▸ **Required task**: Return the entries below verbatim. Pictures stay out.

▸ **Dataset content**:
##############################
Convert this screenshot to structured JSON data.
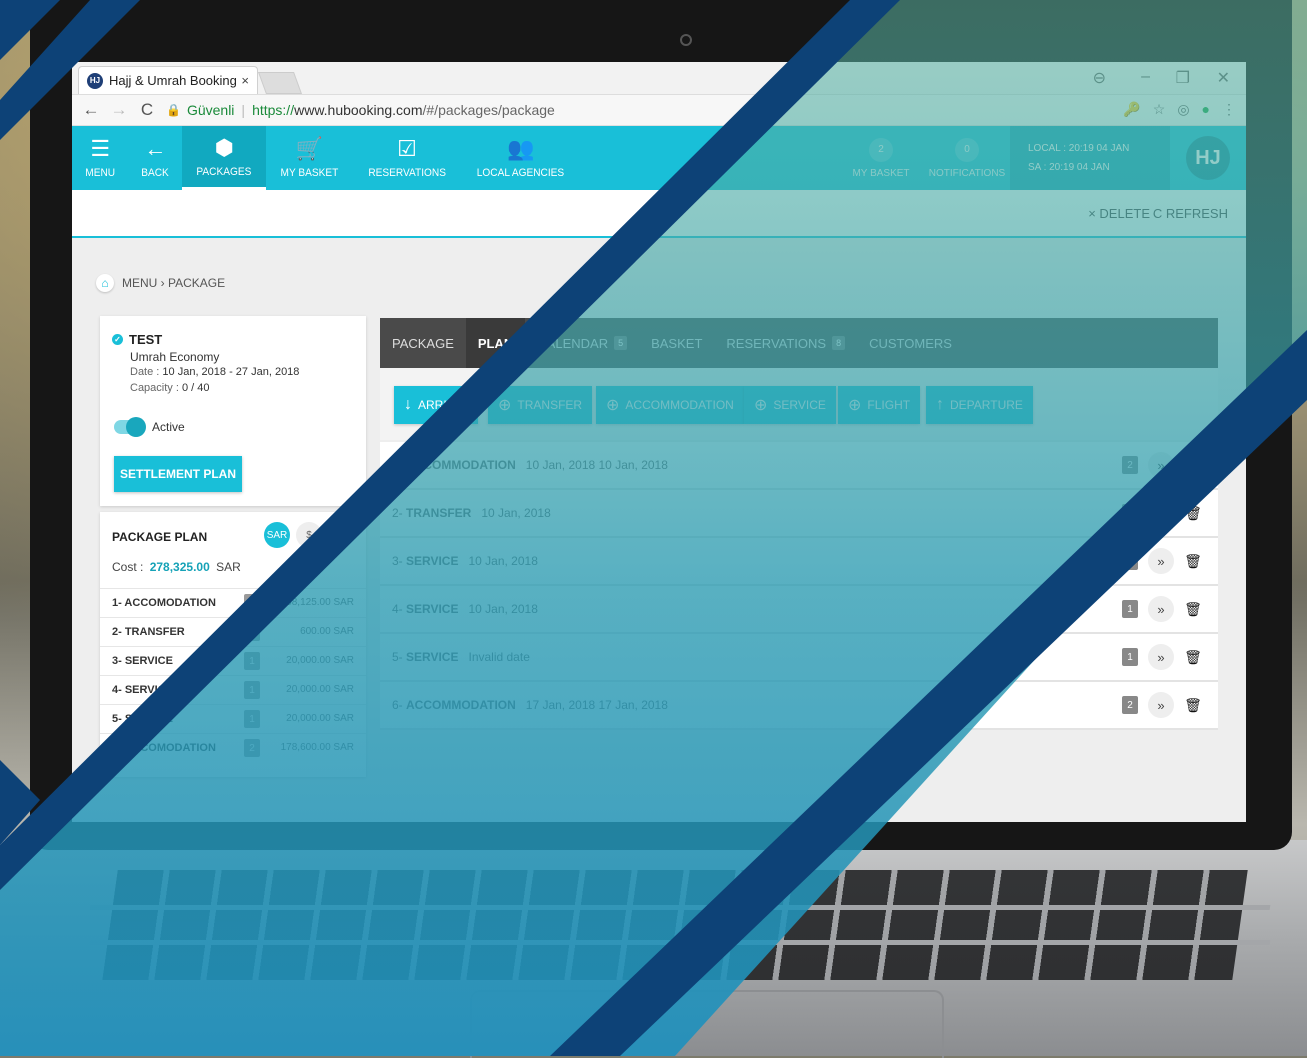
{
  "browser": {
    "tab_title": "Hajj & Umrah Booking",
    "tab_close": "×",
    "favicon_text": "HJ",
    "secure_label": "Güvenli",
    "url_proto": "https://",
    "url_host": "www.hubooking.com",
    "url_path": "/#/packages/package"
  },
  "nav": {
    "items": [
      {
        "label": "MENU",
        "icon": "☰"
      },
      {
        "label": "BACK",
        "icon": "←"
      },
      {
        "label": "PACKAGES",
        "icon": "⬢"
      },
      {
        "label": "MY BASKET",
        "icon": "🛒"
      },
      {
        "label": "RESERVATIONS",
        "icon": "☑"
      },
      {
        "label": "LOCAL AGENCIES",
        "icon": "👥"
      }
    ],
    "basket_count": "2",
    "basket_label": "MY BASKET",
    "notif_count": "0",
    "notif_label": "NOTIFICATIONS",
    "local_time": "LOCAL : 20:19  04 JAN",
    "sa_time": "SA : 20:19  04 JAN",
    "logo": "HJ"
  },
  "toolbar": {
    "delete_label": "× DELETE",
    "refresh_label": "C REFRESH"
  },
  "breadcrumb": "MENU › PACKAGE",
  "package": {
    "title": "TEST",
    "subtitle": "Umrah   Economy",
    "date_label": "Date :",
    "date_value": "10 Jan, 2018 - 27 Jan, 2018",
    "capacity_label": "Capacity :",
    "capacity_value": "0 / 40",
    "active_label": "Active",
    "settlement_button": "SETTLEMENT PLAN"
  },
  "plan": {
    "heading": "PACKAGE PLAN",
    "cur_sar": "SAR",
    "cur_usd": "$",
    "cost_label": "Cost :",
    "cost_value": "278,325.00",
    "cost_currency": "SAR",
    "items": [
      {
        "name": "1- ACCOMODATION",
        "count": "2",
        "price": "58,125.00 SAR"
      },
      {
        "name": "2- TRANSFER",
        "count": "1",
        "price": "600.00 SAR"
      },
      {
        "name": "3- SERVICE",
        "count": "1",
        "price": "20,000.00 SAR"
      },
      {
        "name": "4- SERVICE",
        "count": "1",
        "price": "20,000.00 SAR"
      },
      {
        "name": "5- SERVICE",
        "count": "1",
        "price": "20,000.00 SAR"
      },
      {
        "name": "6- ACCOMODATION",
        "count": "2",
        "price": "178,600.00 SAR"
      }
    ]
  },
  "tabs": [
    {
      "label": "PACKAGE",
      "count": ""
    },
    {
      "label": "PLAN",
      "count": ""
    },
    {
      "label": "CALENDAR",
      "count": "5"
    },
    {
      "label": "BASKET",
      "count": ""
    },
    {
      "label": "RESERVATIONS",
      "count": "8"
    },
    {
      "label": "CUSTOMERS",
      "count": ""
    }
  ],
  "actions": [
    {
      "label": "ARRIVAL",
      "icon": "↓"
    },
    {
      "label": "TRANSFER",
      "icon": "⊕"
    },
    {
      "label": "ACCOMMODATION",
      "icon": "⊕"
    },
    {
      "label": "SERVICE",
      "icon": "⊕"
    },
    {
      "label": "FLIGHT",
      "icon": "⊕"
    },
    {
      "label": "DEPARTURE",
      "icon": "↑"
    }
  ],
  "rows": [
    {
      "idx": "1-",
      "type": "ACCOMMODATION",
      "date": "10 Jan, 2018   10 Jan, 2018",
      "count": "2"
    },
    {
      "idx": "2-",
      "type": "TRANSFER",
      "date": "10 Jan, 2018",
      "count": "1"
    },
    {
      "idx": "3-",
      "type": "SERVICE",
      "date": "10 Jan, 2018",
      "count": "1"
    },
    {
      "idx": "4-",
      "type": "SERVICE",
      "date": "10 Jan, 2018",
      "count": "1"
    },
    {
      "idx": "5-",
      "type": "SERVICE",
      "date": "Invalid date",
      "count": "1"
    },
    {
      "idx": "6-",
      "type": "ACCOMMODATION",
      "date": "17 Jan, 2018   17 Jan, 2018",
      "count": "2"
    }
  ],
  "colors": {
    "accent": "#19bfd8",
    "navy": "#0d4277",
    "tabs_dark": "#4a4a4a"
  }
}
##############################
▸ **Result below**:
Convert this screenshot to structured JSON data.
{
  "browser": {
    "tab_title": "Hajj & Umrah Booking",
    "tab_close": "×",
    "favicon_text": "HJ",
    "secure_label": "Güvenli",
    "url_proto": "https://",
    "url_host": "www.hubooking.com",
    "url_path": "/#/packages/package"
  },
  "nav": {
    "items": [
      {
        "label": "MENU",
        "icon": "☰"
      },
      {
        "label": "BACK",
        "icon": "←"
      },
      {
        "label": "PACKAGES",
        "icon": "⬢"
      },
      {
        "label": "MY BASKET",
        "icon": "🛒"
      },
      {
        "label": "RESERVATIONS",
        "icon": "☑"
      },
      {
        "label": "LOCAL AGENCIES",
        "icon": "👥"
      }
    ],
    "basket_count": "2",
    "basket_label": "MY BASKET",
    "notif_count": "0",
    "notif_label": "NOTIFICATIONS",
    "local_time": "LOCAL : 20:19  04 JAN",
    "sa_time": "SA : 20:19  04 JAN",
    "logo": "HJ"
  },
  "toolbar": {
    "delete_label": "× DELETE",
    "refresh_label": "C REFRESH"
  },
  "breadcrumb": "MENU › PACKAGE",
  "package": {
    "title": "TEST",
    "subtitle": "Umrah   Economy",
    "date_label": "Date :",
    "date_value": "10 Jan, 2018 - 27 Jan, 2018",
    "capacity_label": "Capacity :",
    "capacity_value": "0 / 40",
    "active_label": "Active",
    "settlement_button": "SETTLEMENT PLAN"
  },
  "plan": {
    "heading": "PACKAGE PLAN",
    "cur_sar": "SAR",
    "cur_usd": "$",
    "cost_label": "Cost :",
    "cost_value": "278,325.00",
    "cost_currency": "SAR",
    "items": [
      {
        "name": "1- ACCOMODATION",
        "count": "2",
        "price": "58,125.00 SAR"
      },
      {
        "name": "2- TRANSFER",
        "count": "1",
        "price": "600.00 SAR"
      },
      {
        "name": "3- SERVICE",
        "count": "1",
        "price": "20,000.00 SAR"
      },
      {
        "name": "4- SERVICE",
        "count": "1",
        "price": "20,000.00 SAR"
      },
      {
        "name": "5- SERVICE",
        "count": "1",
        "price": "20,000.00 SAR"
      },
      {
        "name": "6- ACCOMODATION",
        "count": "2",
        "price": "178,600.00 SAR"
      }
    ]
  },
  "tabs": [
    {
      "label": "PACKAGE",
      "count": ""
    },
    {
      "label": "PLAN",
      "count": ""
    },
    {
      "label": "CALENDAR",
      "count": "5"
    },
    {
      "label": "BASKET",
      "count": ""
    },
    {
      "label": "RESERVATIONS",
      "count": "8"
    },
    {
      "label": "CUSTOMERS",
      "count": ""
    }
  ],
  "actions": [
    {
      "label": "ARRIVAL",
      "icon": "↓"
    },
    {
      "label": "TRANSFER",
      "icon": "⊕"
    },
    {
      "label": "ACCOMMODATION",
      "icon": "⊕"
    },
    {
      "label": "SERVICE",
      "icon": "⊕"
    },
    {
      "label": "FLIGHT",
      "icon": "⊕"
    },
    {
      "label": "DEPARTURE",
      "icon": "↑"
    }
  ],
  "rows": [
    {
      "idx": "1-",
      "type": "ACCOMMODATION",
      "date": "10 Jan, 2018   10 Jan, 2018",
      "count": "2"
    },
    {
      "idx": "2-",
      "type": "TRANSFER",
      "date": "10 Jan, 2018",
      "count": "1"
    },
    {
      "idx": "3-",
      "type": "SERVICE",
      "date": "10 Jan, 2018",
      "count": "1"
    },
    {
      "idx": "4-",
      "type": "SERVICE",
      "date": "10 Jan, 2018",
      "count": "1"
    },
    {
      "idx": "5-",
      "type": "SERVICE",
      "date": "Invalid date",
      "count": "1"
    },
    {
      "idx": "6-",
      "type": "ACCOMMODATION",
      "date": "17 Jan, 2018   17 Jan, 2018",
      "count": "2"
    }
  ],
  "colors": {
    "accent": "#19bfd8",
    "navy": "#0d4277",
    "tabs_dark": "#4a4a4a"
  }
}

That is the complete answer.